# AVAILABLE DATA:
☆ ☆ ☆ ☆

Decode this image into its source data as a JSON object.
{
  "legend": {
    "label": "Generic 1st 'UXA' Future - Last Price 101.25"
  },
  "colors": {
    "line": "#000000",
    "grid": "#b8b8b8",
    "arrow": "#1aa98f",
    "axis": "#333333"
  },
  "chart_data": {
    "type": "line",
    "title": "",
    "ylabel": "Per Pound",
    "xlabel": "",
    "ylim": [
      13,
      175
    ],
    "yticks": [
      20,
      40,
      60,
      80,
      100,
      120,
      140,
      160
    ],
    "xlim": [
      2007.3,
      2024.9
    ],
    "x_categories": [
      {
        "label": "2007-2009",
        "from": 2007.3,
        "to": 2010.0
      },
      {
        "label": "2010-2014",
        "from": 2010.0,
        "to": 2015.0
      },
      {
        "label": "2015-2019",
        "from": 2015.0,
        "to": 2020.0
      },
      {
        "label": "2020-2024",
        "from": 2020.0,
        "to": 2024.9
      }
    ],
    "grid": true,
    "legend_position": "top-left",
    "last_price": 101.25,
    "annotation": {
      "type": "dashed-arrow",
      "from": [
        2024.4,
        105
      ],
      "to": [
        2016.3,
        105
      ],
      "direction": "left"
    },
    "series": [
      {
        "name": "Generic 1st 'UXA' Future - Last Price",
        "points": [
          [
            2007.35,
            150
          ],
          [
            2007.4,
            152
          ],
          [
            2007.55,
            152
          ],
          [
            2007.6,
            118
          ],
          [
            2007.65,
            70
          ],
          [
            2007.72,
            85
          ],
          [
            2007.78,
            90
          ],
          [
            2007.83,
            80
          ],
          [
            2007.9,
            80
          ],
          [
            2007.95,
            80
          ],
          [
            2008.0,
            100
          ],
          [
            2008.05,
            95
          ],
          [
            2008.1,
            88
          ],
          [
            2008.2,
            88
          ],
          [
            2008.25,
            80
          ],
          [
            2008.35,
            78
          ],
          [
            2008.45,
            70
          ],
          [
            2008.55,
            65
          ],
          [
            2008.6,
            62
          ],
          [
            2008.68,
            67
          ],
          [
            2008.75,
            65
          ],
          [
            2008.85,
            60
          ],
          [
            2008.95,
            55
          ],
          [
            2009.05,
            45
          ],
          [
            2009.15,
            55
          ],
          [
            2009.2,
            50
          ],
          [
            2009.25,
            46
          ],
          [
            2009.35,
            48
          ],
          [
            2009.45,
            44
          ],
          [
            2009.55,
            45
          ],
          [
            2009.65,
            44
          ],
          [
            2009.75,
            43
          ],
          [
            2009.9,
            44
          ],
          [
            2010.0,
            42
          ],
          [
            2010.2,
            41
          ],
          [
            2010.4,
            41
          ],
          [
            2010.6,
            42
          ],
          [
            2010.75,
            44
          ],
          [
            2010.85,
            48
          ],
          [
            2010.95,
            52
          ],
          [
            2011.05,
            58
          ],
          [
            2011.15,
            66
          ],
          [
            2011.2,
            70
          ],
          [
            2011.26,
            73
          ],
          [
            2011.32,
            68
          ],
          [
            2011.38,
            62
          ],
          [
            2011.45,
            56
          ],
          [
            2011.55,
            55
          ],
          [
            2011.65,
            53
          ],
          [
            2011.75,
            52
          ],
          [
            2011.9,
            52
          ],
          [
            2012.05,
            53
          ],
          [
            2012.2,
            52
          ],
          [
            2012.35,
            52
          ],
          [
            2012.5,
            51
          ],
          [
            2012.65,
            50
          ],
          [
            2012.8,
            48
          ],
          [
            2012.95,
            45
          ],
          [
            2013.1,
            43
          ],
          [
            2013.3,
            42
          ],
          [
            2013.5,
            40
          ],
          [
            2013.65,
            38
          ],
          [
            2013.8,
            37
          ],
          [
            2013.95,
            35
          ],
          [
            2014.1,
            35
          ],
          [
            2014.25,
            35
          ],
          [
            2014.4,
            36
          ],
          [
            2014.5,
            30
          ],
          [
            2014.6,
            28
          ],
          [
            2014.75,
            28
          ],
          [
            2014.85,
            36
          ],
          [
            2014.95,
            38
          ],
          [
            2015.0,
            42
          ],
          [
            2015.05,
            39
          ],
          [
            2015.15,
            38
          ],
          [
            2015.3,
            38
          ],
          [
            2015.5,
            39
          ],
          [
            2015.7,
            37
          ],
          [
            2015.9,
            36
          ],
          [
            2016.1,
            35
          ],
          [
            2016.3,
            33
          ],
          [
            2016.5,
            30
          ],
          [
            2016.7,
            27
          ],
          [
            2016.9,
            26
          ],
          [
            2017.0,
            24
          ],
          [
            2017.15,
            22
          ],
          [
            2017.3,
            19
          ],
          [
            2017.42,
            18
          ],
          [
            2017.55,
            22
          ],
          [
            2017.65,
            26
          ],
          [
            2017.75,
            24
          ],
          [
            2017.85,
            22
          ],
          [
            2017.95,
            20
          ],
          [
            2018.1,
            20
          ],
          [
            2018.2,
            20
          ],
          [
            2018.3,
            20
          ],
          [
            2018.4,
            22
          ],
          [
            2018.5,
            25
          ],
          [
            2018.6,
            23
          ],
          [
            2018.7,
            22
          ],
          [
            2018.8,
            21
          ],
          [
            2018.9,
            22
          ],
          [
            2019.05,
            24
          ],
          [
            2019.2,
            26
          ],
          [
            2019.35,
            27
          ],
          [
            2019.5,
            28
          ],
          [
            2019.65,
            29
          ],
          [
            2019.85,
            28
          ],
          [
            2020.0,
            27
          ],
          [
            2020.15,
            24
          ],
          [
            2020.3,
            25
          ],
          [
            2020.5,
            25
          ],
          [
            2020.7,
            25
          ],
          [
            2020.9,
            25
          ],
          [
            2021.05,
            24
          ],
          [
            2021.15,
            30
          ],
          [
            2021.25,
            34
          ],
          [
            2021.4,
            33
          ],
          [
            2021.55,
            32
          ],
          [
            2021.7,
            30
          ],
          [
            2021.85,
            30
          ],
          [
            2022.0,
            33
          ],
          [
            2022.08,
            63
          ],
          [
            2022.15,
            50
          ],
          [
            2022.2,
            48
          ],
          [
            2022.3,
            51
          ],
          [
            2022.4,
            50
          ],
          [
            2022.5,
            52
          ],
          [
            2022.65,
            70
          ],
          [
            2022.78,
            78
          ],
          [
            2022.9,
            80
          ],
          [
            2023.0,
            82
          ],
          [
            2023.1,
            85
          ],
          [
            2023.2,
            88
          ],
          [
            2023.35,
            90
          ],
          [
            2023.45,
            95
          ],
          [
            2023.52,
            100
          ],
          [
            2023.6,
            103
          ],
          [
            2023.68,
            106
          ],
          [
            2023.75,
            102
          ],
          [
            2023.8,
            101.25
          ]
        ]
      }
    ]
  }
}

☆ ☆ ☆ ☆

# SHORT PROBLEM:
Find the word "Generic" in the entries above and gather every line that holds it.

# SOLUTION:
    "label": "Generic 1st 'UXA' Future - Last Price 101.25"
        "name": "Generic 1st 'UXA' Future - Last Price",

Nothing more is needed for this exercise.